* [Exercise goal] Return all lines where the word "fiunt" can be found.

* [Dataset]

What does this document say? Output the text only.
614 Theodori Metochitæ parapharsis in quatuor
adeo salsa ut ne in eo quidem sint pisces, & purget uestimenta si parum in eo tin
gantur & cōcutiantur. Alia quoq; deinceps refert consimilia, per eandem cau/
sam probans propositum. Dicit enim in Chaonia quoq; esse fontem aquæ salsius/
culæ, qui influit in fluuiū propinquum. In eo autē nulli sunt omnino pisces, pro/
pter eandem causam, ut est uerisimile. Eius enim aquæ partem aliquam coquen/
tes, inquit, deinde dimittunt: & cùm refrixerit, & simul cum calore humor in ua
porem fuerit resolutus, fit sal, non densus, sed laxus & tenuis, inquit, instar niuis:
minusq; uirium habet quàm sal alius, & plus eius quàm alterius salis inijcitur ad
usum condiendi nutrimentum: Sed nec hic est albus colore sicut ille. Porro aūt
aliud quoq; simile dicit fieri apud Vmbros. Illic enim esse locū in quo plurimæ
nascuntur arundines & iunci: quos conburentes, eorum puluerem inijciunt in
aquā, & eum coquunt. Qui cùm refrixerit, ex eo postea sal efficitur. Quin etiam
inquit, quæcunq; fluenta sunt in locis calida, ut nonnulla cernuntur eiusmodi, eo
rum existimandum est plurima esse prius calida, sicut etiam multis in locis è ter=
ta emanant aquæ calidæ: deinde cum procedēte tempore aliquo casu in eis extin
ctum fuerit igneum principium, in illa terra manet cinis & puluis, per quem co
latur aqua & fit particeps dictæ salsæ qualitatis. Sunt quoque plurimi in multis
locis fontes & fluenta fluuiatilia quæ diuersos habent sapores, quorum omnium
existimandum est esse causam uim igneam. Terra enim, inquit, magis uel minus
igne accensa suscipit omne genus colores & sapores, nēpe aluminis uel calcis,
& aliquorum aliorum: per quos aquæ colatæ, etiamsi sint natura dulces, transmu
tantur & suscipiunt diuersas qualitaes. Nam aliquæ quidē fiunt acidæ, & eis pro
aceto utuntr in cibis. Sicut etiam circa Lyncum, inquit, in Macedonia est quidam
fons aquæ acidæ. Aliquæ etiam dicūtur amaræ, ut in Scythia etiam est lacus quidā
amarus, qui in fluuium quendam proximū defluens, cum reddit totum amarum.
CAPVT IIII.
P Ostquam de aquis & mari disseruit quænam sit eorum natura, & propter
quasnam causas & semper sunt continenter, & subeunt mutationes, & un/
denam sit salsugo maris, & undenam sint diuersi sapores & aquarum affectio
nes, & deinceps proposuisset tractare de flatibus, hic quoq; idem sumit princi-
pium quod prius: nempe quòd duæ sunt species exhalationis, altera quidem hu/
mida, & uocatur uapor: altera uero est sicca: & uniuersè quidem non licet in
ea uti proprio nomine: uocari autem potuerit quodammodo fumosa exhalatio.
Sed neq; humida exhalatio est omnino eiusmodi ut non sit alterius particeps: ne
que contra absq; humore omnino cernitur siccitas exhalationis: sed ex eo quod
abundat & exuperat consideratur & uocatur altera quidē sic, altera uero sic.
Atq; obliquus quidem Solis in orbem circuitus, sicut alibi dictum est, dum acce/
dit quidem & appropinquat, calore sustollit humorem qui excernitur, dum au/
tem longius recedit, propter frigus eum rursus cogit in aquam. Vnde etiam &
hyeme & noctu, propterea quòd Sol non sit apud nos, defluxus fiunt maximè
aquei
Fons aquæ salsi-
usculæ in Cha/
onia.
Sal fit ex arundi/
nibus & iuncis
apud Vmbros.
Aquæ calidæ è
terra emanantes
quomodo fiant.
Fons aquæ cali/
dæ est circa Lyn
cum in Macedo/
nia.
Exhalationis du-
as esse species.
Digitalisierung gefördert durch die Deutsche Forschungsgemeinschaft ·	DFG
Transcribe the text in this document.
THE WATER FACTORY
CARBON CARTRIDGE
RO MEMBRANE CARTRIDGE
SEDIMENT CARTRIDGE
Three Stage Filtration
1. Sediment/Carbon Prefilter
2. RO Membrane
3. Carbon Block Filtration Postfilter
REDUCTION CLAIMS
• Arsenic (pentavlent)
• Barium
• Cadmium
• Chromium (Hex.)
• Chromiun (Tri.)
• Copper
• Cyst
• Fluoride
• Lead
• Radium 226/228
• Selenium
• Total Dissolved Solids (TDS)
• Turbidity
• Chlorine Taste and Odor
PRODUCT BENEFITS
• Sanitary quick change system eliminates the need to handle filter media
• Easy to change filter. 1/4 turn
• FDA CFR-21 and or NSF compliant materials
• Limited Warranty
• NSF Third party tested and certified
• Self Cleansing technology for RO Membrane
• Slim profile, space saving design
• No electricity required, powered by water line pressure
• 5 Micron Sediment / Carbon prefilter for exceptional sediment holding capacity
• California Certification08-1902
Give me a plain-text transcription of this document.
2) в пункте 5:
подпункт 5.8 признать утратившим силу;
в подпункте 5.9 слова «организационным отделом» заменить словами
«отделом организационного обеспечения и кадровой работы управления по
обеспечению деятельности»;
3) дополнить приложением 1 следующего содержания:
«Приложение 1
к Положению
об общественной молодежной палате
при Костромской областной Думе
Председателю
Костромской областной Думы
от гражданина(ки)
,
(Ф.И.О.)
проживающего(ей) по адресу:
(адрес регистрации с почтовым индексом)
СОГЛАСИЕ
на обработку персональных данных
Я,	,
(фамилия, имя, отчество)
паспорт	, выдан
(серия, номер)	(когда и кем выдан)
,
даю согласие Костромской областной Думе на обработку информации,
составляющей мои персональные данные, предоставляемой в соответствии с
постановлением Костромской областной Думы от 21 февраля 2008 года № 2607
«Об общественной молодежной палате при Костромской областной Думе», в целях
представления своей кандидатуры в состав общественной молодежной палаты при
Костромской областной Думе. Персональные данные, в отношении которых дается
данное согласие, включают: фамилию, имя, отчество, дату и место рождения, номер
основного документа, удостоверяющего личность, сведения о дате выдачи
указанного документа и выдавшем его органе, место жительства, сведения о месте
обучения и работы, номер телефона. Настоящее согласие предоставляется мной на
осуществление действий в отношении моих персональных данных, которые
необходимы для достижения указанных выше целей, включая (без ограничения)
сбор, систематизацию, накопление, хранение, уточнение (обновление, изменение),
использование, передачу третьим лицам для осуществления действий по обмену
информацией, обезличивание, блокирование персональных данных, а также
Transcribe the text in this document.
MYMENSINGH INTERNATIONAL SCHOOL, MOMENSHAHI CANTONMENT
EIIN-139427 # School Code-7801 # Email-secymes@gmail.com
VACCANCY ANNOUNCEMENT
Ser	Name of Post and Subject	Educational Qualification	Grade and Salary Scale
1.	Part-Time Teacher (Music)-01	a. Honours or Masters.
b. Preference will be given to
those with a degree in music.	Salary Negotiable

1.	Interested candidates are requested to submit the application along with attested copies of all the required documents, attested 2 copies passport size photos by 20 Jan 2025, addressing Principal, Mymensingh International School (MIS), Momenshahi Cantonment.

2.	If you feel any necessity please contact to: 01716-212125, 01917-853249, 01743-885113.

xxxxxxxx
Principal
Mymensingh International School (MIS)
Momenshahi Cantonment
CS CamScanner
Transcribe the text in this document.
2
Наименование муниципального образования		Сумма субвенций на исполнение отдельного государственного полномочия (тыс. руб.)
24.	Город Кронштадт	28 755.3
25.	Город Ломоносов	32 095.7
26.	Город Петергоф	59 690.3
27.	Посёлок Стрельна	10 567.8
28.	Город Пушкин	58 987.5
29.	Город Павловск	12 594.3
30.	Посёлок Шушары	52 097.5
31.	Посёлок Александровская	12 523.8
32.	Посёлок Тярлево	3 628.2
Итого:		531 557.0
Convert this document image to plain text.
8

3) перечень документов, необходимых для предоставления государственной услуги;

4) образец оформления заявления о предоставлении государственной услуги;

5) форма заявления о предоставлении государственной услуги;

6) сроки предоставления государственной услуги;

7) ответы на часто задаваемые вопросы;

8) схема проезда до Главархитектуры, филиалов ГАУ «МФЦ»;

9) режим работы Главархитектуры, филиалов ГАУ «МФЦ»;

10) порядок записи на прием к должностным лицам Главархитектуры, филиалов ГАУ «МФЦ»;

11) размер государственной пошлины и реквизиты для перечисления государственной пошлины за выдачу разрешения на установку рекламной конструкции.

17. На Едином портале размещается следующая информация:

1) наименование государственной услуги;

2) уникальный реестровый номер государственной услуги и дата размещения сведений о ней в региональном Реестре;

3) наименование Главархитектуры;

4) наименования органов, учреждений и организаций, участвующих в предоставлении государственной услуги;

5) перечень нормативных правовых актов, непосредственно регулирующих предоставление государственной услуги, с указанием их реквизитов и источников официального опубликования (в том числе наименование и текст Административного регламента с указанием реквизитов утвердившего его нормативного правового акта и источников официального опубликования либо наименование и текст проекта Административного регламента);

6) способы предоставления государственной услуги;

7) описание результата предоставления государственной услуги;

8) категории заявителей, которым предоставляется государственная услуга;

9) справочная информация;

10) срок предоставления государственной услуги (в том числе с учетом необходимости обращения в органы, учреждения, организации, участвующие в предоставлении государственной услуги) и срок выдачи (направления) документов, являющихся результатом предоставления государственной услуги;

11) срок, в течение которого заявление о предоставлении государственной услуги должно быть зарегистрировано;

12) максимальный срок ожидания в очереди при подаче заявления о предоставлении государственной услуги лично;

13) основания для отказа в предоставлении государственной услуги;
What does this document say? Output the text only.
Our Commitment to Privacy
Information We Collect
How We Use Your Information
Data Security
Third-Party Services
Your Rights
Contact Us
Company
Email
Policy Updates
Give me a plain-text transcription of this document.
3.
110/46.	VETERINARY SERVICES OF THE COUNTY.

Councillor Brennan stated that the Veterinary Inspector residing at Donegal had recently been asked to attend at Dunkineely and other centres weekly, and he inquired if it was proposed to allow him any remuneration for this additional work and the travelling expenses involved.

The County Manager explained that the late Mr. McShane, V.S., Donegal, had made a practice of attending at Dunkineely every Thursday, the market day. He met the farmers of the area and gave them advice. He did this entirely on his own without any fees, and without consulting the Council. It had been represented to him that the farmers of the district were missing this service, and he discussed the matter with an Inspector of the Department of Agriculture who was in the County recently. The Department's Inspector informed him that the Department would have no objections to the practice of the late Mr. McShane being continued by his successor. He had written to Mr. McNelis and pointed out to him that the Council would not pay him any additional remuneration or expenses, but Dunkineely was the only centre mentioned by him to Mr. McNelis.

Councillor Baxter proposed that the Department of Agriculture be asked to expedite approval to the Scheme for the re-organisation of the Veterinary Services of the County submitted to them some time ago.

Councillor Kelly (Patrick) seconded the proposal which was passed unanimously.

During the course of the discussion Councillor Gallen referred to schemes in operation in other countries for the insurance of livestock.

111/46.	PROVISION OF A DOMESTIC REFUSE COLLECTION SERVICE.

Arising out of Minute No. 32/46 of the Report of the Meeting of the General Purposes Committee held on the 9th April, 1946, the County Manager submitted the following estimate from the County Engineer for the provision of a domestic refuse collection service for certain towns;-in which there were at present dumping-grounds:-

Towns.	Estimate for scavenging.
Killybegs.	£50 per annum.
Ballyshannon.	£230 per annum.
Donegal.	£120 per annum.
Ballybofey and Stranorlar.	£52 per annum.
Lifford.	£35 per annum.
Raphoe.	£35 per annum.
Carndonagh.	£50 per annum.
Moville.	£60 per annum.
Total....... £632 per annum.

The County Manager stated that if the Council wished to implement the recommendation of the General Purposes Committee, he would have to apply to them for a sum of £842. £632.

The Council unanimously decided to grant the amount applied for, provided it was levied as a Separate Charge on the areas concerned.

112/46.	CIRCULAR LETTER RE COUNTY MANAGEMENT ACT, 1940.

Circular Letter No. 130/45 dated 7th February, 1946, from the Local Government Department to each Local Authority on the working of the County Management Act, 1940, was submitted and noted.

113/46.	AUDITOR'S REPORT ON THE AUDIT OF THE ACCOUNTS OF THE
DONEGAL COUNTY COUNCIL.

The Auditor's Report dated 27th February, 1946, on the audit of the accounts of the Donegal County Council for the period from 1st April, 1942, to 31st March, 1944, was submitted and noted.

* [Output of the exercise]
tantur & suscipiunt diuersas qualitaes. Nam aliquæ quidē fiunt acidæ, & eis pro
hyeme & noctu, propterea quòd Sol non sit apud nos, defluxus fiunt maximè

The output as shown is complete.